╭──
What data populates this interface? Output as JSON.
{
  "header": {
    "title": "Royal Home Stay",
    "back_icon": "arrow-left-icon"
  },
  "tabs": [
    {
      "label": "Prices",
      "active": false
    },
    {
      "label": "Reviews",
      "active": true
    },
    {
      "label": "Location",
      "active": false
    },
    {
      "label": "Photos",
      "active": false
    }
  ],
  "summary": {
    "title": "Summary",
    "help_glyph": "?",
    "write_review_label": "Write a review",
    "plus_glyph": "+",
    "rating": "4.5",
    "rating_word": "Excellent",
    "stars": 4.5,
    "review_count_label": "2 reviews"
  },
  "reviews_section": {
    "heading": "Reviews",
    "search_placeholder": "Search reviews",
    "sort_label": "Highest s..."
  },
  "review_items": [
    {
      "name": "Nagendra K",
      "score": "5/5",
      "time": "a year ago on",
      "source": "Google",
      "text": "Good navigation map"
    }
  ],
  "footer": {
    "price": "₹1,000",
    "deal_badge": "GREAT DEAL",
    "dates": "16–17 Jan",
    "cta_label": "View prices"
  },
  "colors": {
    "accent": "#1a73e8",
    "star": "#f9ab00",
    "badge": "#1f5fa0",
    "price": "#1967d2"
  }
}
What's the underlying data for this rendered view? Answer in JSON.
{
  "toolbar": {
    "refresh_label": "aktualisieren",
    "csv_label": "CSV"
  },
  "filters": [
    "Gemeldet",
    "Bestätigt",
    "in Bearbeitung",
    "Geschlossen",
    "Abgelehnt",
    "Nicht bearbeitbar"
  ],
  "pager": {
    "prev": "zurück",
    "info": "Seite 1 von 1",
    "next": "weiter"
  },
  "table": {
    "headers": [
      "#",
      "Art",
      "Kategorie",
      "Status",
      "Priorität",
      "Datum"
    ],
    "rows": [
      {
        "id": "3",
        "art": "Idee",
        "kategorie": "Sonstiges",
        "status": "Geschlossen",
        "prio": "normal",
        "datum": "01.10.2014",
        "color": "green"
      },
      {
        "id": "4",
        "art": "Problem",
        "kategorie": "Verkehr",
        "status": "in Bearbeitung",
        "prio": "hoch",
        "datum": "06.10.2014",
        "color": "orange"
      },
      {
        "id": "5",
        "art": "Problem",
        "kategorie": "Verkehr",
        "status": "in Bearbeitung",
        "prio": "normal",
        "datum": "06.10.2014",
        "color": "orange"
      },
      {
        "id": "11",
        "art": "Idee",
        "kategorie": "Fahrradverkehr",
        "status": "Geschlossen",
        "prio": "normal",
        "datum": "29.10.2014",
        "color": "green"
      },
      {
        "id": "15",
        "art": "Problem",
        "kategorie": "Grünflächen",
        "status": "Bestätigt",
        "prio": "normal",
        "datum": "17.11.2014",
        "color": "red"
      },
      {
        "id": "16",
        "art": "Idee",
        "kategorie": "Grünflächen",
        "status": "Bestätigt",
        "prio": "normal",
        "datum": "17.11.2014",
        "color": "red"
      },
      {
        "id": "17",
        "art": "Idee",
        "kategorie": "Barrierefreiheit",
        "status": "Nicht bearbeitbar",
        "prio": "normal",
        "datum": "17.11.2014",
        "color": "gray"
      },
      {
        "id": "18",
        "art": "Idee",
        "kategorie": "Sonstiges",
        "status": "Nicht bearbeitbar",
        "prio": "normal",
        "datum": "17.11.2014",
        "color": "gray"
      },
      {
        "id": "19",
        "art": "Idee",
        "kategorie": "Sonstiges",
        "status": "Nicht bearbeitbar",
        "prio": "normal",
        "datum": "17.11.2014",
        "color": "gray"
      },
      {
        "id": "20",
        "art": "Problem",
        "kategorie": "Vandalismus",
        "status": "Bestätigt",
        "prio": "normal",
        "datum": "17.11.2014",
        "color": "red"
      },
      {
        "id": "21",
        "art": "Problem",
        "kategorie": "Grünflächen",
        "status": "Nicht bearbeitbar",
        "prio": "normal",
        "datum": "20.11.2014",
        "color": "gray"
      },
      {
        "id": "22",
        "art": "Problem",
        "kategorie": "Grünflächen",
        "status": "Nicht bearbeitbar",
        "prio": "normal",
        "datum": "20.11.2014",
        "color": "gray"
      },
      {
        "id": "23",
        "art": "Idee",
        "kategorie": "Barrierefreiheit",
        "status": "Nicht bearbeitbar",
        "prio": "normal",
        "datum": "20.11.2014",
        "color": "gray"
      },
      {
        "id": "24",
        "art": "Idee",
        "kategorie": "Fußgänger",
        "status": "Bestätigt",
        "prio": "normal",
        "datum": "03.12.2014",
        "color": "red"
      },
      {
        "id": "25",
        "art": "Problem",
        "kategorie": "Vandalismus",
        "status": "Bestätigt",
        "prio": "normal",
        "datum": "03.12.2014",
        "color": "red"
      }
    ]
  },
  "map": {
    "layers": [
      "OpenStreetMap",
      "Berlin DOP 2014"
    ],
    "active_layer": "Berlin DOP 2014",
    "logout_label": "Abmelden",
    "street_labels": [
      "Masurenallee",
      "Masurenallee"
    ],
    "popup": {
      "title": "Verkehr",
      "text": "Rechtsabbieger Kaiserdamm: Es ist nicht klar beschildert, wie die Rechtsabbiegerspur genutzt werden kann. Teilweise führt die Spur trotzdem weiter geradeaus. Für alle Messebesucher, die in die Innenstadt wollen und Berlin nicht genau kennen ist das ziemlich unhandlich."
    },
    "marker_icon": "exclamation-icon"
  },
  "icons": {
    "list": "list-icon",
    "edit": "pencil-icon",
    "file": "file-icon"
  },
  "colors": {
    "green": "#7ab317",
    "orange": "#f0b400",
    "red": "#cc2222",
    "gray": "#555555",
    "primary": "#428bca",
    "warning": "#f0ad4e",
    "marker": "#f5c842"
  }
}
╰──
§ **WRITTEN EXERCISE**: Gather each line holding the string "data".

§ **WORKED ANSWER**:
What data populates this interface? Output as JSON.
What's the underlying data for this rendered view? Answer in JSON.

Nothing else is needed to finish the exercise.